▶ **Text extract**
France accommodations - comfort by any other name


F
rance is well supplied with hotels of all classes in all its major cities and popular regions. Visitors who prefer the reliability of well known, global hotel groups and the international style they offer will find all the major brands in abundance. But among the joys of traveling in France is the opportunity to discover the variety of specifically French lodgings. 

 

Chateaux and manoirs


From the Middle Ages to the French Revolution in the late 18th century, French noblemen built themselves great country houses or chateaux. Some of these are now historic monuments open to the public, but in the Loire and Rhone valleys, in Burgundy and it parts of Brittany many have been converted into magnificent country hotels where visitors can immerse themselves in history. The Chateau de Codignat, a 15th century fortress in the heart of the Auvergne and the 16th century Chateau de Noizay in the Loire are typical. One of the most unusual is Hotel le Chateau Fort, in the Champagne-Ardeche region, where 54 rooms have been created within a French national monument that is the largest castle in Europe. Manoirs are similar but usually smaller, created as country houses by the wealthy bourgeoisie.

▶ **Objective A**
According to the passage on lodging in France, how many rooms have been created within Hotel le Chateau Fort?
▶ **Objective B**
Transcribe the passage on lodging in France, starting with "Chateaux and manoirs" and going on through "the wealthy bourgeoisie.".
▶ **Objective C**
Go on with the passage on lodging in France from its last sentence.

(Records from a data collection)
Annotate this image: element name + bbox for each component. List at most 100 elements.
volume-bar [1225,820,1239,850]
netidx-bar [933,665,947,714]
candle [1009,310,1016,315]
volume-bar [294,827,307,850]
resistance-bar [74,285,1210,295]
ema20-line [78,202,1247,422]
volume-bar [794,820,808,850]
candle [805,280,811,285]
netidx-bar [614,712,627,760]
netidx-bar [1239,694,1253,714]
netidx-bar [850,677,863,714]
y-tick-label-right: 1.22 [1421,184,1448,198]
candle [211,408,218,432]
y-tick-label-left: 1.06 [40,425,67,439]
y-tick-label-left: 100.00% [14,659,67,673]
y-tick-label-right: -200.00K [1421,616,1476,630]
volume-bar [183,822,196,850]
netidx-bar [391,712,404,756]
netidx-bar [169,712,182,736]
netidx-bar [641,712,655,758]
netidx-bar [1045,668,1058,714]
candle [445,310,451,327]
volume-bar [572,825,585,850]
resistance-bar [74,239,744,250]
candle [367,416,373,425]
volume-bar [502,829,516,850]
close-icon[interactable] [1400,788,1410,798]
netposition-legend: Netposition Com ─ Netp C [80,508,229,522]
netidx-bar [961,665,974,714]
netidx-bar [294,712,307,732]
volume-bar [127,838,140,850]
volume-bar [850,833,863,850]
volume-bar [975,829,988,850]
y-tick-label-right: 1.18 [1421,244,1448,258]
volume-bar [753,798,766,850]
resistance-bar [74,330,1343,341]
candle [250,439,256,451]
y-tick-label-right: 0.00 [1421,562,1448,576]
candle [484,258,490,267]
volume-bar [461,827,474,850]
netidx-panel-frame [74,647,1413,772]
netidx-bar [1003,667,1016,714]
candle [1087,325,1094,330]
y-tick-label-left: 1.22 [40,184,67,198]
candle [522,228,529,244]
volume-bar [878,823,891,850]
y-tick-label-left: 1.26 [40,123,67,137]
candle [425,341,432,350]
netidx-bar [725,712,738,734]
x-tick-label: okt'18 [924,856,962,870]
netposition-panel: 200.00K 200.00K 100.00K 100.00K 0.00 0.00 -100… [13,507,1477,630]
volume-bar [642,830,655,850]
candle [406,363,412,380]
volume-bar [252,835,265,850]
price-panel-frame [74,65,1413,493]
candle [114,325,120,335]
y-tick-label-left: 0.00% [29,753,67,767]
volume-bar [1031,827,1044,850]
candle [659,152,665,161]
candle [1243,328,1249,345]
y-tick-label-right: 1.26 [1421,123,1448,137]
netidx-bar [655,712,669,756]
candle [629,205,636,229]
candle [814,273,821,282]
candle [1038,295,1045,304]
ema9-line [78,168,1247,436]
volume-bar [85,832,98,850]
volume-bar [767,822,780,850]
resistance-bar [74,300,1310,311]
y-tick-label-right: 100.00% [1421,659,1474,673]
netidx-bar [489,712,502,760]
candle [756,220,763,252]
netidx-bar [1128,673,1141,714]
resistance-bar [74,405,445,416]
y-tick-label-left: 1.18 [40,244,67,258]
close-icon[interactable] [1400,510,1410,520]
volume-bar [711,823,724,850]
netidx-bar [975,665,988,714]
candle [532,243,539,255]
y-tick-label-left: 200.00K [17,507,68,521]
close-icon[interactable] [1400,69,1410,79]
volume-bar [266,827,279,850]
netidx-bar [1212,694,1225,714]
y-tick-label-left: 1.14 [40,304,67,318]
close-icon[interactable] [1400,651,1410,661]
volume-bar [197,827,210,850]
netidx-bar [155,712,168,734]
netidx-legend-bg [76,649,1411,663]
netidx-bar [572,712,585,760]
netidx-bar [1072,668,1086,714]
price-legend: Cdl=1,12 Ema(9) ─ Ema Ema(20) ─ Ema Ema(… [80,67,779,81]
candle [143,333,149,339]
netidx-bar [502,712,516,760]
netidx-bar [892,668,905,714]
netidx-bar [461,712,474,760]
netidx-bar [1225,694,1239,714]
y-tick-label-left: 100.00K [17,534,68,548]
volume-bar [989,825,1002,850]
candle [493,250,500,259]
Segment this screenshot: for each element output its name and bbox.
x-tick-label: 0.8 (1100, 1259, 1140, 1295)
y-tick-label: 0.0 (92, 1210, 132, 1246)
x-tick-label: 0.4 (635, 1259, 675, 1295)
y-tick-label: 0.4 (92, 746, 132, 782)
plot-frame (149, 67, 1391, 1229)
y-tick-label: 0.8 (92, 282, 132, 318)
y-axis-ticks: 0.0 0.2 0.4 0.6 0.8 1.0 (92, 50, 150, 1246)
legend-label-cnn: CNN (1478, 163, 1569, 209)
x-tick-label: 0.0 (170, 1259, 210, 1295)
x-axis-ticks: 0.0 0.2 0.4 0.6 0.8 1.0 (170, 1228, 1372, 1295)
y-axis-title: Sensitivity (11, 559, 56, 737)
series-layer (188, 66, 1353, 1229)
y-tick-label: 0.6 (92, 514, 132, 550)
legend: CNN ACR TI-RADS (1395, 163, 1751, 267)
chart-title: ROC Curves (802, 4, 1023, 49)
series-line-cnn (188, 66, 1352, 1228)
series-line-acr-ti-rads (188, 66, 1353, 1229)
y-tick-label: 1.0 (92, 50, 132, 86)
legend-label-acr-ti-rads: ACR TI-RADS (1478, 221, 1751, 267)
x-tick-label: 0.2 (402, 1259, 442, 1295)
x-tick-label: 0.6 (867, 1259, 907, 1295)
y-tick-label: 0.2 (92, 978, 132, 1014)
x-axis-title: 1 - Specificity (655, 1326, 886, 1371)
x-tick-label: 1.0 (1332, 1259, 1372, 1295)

▶ **Task answer A**
54 rooms.

▶ **Task answer B**
Chateaux and manoirs


From the Middle Ages to the French Revolution in the late 18th century, French noblemen built themselves great country houses or chateaux. Some of these are now historic monuments open to the public, but in the Loire and Rhone valleys, in Burgundy and it parts of Brittany many have been converted into magnificent country hotels where visitors can immerse themselves in history. The Chateau de Codignat, a 15th century fortress in the heart of the Auvergne and the 16th century Chateau de Noizay in the Loire are typical. One of the most unusual is Hotel le Chateau Fort, in the Champagne-Ardeche region, where 54 rooms have been created within a French national monument that is the largest castle in Europe. Manoirs are similar but usually smaller, created as country houses by the wealthy bourgeoisie.

▶ **Task answer C**
Chambres d'hotes and maisons d'hotes


In France, bed and breakfast accommodations are known as chambres d'hote or maisons d'hote (why B&B?). They range from simple to luxury accommodations in pretty country houses, on farms and on estates. Depending upon the facilities, breakfast may be served in the guest's room or gardens, or in a dining room set aside for the purpose. Features like locally made bread and pastries or homemade jams are common. Though not licenced restaurants, some chambre d'hote hosts will provide lunches and dinners by arrangement. La Sarrazine in Lorgues, Provence, is a particularly comfortable example.

 

Auberges


Small, historic former coaching inns in rural or touristic regions are usually called auberges. A modern auberge is a restaurant with rooms. They are most often run by chef-patrons and Michelin stars are not uncommon. The exterior of an auberge can be surprisingly modest, concealing great comfort within. The Auberge du Vieux Puits in the Languedoc region, owned by 3-Michelin starred chef Gilles Goujon, conceals its charm behind quite ordinary, ancient stone walls.

 

Ski country accommodations


Besides hotels, rustic lodges and modern apartment complexes, a popular form of French ski accommodation, in both the Alps and the Pyrenees, is the group chalet. These are large, multi-bedroomed houses close to the lifts and slopes. Some are rented to families or large groups of friends, while others are shared by strangers in the same way as a small hotel or chambre d'hote might be shared. Chalet guests are looked after by chalet girls or boys who prepare all meals, shop, clean and help guests with local reservations and arrangements. Chalet girls and boys are generally students who have taken time off from their studies to ski.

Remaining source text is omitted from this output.